▶ [Goal of the exercise]
Copy out all lines carrying the word "JSON".

▶ [Record excerpts]
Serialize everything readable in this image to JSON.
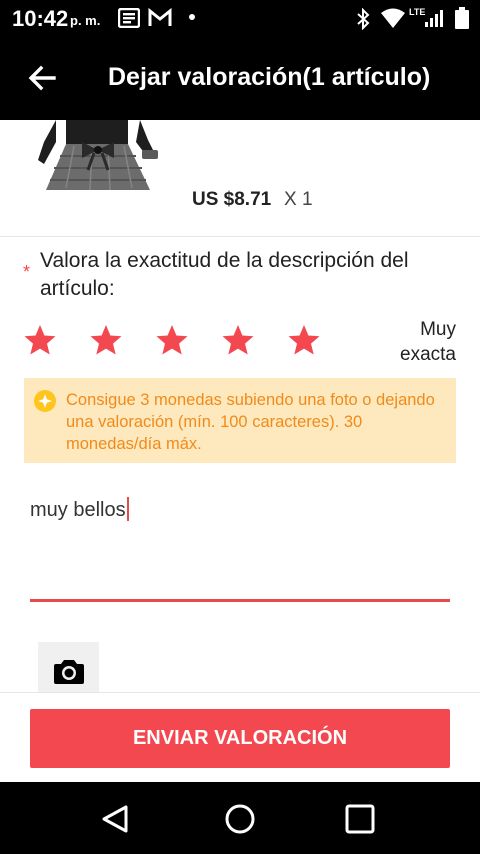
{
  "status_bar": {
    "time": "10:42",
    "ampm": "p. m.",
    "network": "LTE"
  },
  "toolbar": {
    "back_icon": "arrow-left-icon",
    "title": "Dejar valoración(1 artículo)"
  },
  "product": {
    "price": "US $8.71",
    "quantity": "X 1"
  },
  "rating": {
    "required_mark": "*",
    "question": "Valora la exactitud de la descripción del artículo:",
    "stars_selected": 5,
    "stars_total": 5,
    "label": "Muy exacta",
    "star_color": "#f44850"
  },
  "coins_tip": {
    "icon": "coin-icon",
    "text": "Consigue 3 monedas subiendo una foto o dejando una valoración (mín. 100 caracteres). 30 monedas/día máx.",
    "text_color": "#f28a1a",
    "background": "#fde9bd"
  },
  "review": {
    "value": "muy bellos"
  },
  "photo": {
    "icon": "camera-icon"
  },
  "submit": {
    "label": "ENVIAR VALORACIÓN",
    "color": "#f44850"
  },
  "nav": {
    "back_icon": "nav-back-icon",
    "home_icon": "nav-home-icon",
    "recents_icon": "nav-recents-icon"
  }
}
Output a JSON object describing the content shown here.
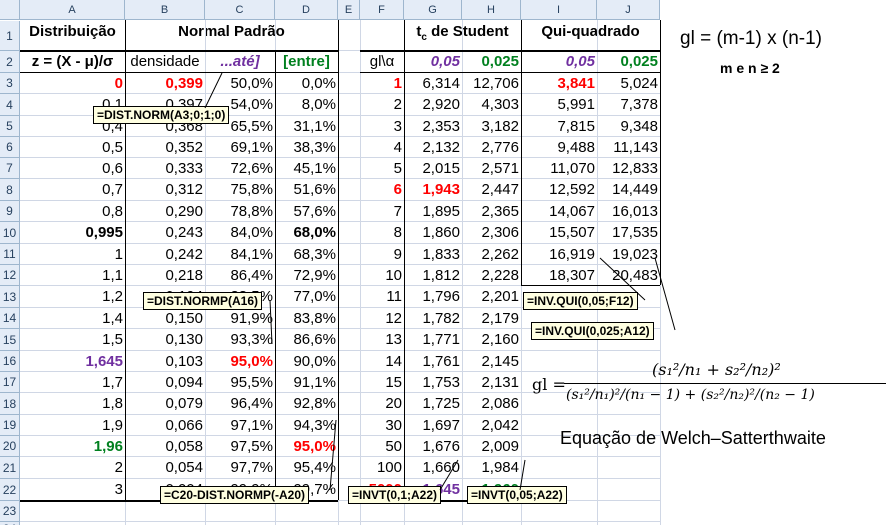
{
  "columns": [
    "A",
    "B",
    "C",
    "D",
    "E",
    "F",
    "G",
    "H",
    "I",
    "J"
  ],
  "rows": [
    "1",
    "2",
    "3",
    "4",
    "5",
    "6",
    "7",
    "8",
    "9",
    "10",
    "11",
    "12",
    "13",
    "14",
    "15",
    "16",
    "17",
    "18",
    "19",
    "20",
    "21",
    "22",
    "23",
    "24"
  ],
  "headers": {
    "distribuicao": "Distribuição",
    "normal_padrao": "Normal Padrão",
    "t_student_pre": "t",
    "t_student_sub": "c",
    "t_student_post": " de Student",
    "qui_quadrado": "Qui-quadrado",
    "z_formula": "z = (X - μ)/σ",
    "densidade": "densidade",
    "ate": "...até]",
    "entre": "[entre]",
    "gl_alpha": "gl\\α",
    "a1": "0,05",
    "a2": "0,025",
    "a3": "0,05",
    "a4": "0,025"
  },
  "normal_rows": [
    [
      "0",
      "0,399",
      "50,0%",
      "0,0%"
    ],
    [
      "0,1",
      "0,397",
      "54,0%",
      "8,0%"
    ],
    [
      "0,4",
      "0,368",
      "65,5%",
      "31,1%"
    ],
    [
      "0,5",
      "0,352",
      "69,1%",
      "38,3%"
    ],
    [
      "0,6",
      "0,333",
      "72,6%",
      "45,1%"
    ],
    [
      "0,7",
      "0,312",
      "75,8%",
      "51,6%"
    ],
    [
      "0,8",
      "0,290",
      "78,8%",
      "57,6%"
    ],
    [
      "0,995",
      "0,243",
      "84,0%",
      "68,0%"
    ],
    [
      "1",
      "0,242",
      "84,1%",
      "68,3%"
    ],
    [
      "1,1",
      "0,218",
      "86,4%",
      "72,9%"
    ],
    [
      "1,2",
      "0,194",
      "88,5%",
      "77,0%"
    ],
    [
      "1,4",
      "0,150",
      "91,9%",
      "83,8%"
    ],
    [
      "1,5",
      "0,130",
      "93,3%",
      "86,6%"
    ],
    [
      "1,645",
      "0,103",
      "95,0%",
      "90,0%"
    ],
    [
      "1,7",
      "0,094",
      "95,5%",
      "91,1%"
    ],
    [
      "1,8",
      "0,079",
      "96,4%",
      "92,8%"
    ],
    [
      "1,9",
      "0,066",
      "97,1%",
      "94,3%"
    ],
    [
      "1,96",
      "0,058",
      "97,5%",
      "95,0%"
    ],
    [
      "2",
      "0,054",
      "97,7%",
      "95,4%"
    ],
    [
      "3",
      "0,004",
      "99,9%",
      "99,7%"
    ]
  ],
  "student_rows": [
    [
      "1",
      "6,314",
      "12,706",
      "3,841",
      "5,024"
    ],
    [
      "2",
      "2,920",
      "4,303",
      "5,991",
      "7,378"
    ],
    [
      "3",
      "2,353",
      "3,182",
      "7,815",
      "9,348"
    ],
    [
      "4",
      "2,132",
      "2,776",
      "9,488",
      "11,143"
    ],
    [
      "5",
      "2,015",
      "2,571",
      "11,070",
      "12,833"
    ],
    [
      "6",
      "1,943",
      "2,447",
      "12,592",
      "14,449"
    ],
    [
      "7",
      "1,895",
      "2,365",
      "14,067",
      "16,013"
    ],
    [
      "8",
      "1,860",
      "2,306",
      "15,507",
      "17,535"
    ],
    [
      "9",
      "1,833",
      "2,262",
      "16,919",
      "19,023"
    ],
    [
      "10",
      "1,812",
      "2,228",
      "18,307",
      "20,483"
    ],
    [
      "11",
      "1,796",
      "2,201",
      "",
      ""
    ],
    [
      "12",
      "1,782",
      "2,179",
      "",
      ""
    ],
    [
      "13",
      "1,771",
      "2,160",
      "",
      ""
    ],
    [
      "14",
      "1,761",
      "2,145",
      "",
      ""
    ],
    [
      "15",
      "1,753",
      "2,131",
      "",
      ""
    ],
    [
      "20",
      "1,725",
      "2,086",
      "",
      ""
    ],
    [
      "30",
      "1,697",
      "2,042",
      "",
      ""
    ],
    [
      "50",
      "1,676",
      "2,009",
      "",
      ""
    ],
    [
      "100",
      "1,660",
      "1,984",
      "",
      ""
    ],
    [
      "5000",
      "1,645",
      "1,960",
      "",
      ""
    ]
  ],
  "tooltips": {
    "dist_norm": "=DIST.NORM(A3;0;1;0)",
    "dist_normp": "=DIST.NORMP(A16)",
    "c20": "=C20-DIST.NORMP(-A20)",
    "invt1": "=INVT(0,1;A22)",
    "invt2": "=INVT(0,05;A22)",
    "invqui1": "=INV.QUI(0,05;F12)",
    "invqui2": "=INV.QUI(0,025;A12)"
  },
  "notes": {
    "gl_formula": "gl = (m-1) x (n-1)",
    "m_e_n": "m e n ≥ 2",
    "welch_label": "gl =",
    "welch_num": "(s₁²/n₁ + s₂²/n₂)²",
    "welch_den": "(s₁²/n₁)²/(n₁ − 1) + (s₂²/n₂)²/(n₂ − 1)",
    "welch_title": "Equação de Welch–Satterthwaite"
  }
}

==

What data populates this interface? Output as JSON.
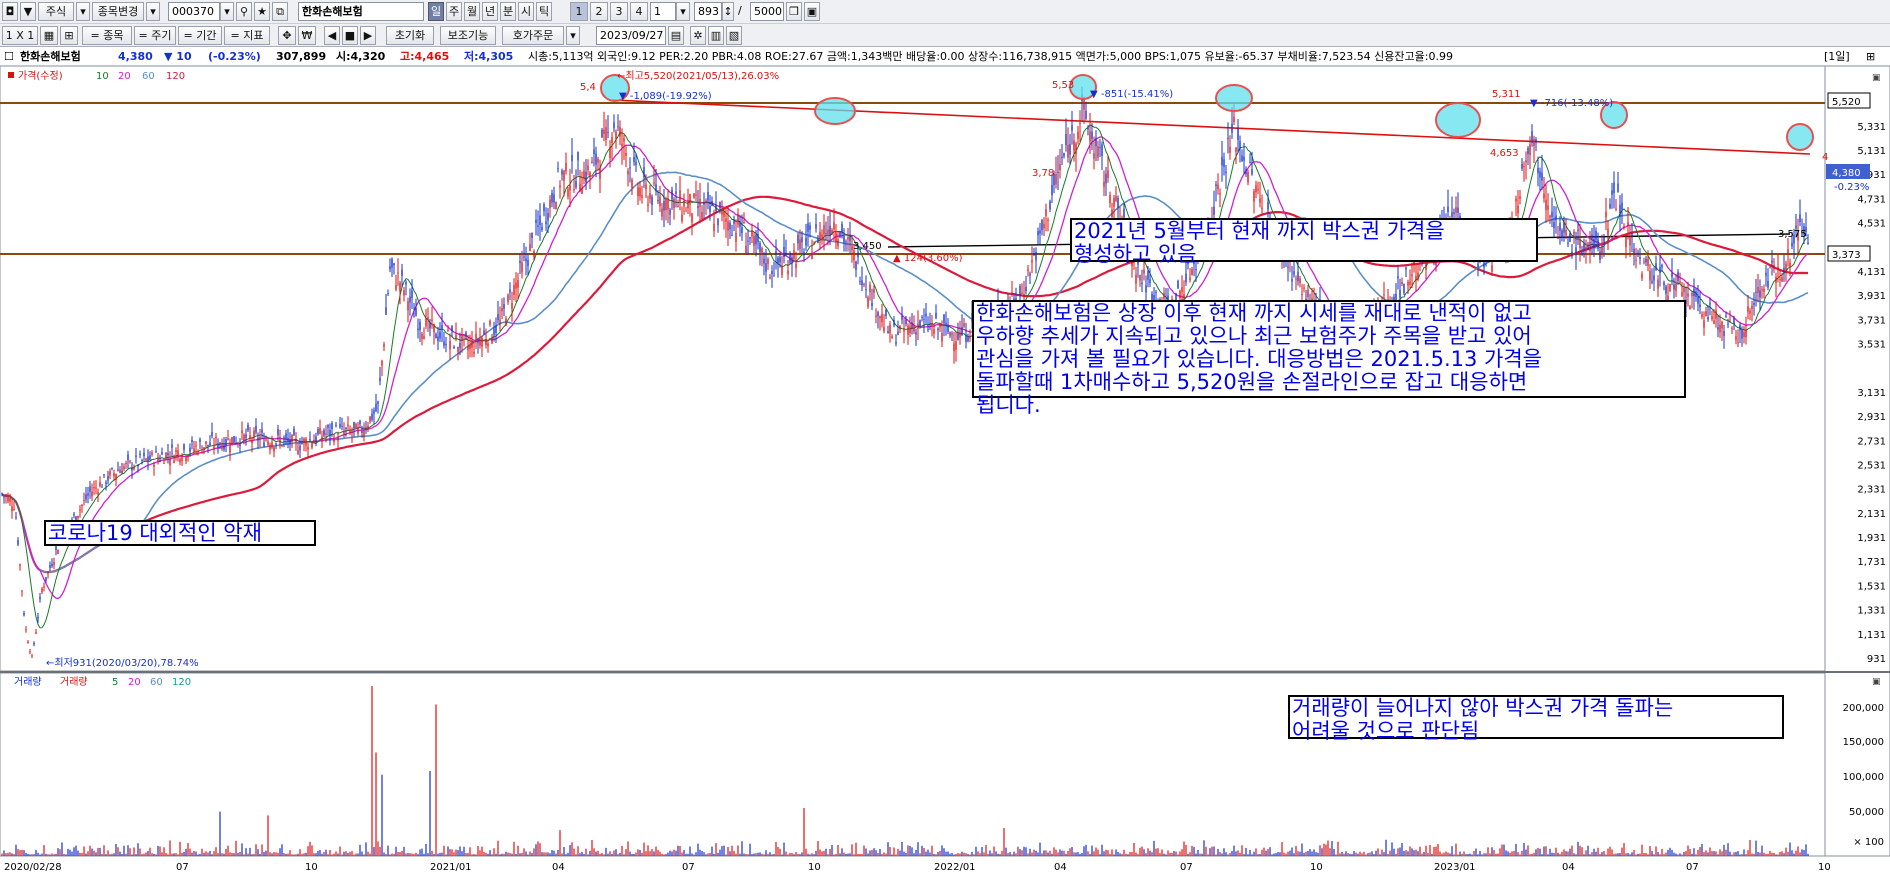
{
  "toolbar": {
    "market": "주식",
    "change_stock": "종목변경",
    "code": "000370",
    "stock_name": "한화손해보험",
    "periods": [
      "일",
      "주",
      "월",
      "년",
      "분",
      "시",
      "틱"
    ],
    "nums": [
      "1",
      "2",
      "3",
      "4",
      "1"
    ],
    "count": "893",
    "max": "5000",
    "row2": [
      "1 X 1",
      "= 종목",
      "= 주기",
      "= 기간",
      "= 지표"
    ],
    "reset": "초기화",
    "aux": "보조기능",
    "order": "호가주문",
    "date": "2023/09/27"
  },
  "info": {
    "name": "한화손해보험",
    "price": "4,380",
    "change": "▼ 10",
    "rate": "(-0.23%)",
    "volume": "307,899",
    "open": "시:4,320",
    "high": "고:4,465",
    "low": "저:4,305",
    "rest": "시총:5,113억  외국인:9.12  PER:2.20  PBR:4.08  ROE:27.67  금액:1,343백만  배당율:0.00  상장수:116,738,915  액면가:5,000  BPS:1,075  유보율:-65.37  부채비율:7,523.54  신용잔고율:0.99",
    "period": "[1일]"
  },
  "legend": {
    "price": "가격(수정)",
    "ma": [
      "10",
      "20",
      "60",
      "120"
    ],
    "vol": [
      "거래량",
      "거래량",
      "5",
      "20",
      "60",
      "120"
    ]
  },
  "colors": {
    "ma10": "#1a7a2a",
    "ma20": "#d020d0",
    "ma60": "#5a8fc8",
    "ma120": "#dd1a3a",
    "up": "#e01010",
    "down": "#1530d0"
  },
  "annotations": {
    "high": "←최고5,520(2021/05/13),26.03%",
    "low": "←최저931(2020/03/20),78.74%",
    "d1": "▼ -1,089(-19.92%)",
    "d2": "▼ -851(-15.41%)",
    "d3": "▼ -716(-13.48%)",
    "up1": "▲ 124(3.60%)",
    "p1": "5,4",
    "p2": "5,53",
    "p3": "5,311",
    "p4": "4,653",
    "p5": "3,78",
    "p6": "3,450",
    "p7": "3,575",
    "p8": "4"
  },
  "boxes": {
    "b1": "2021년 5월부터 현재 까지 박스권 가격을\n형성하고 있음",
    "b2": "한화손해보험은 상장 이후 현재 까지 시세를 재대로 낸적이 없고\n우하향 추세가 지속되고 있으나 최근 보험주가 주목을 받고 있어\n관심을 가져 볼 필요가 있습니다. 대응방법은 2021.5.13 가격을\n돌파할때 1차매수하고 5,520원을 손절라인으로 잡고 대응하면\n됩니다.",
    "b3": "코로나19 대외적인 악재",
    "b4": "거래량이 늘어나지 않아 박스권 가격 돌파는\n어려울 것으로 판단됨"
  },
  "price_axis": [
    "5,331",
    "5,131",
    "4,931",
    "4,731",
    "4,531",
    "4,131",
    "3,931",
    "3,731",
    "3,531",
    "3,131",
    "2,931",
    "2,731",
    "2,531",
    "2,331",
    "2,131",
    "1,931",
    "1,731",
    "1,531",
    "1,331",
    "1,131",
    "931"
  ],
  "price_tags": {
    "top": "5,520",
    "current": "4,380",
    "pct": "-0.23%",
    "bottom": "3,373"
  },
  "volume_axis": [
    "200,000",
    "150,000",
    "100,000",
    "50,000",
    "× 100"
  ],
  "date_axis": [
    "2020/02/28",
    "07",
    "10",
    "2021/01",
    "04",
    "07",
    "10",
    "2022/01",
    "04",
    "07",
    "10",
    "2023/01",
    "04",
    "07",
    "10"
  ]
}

▶ [Written response]
Serialize everything readable in this image to JSON.
Output a JSON object describing the content shown here.
What data populates this interface? Output as JSON.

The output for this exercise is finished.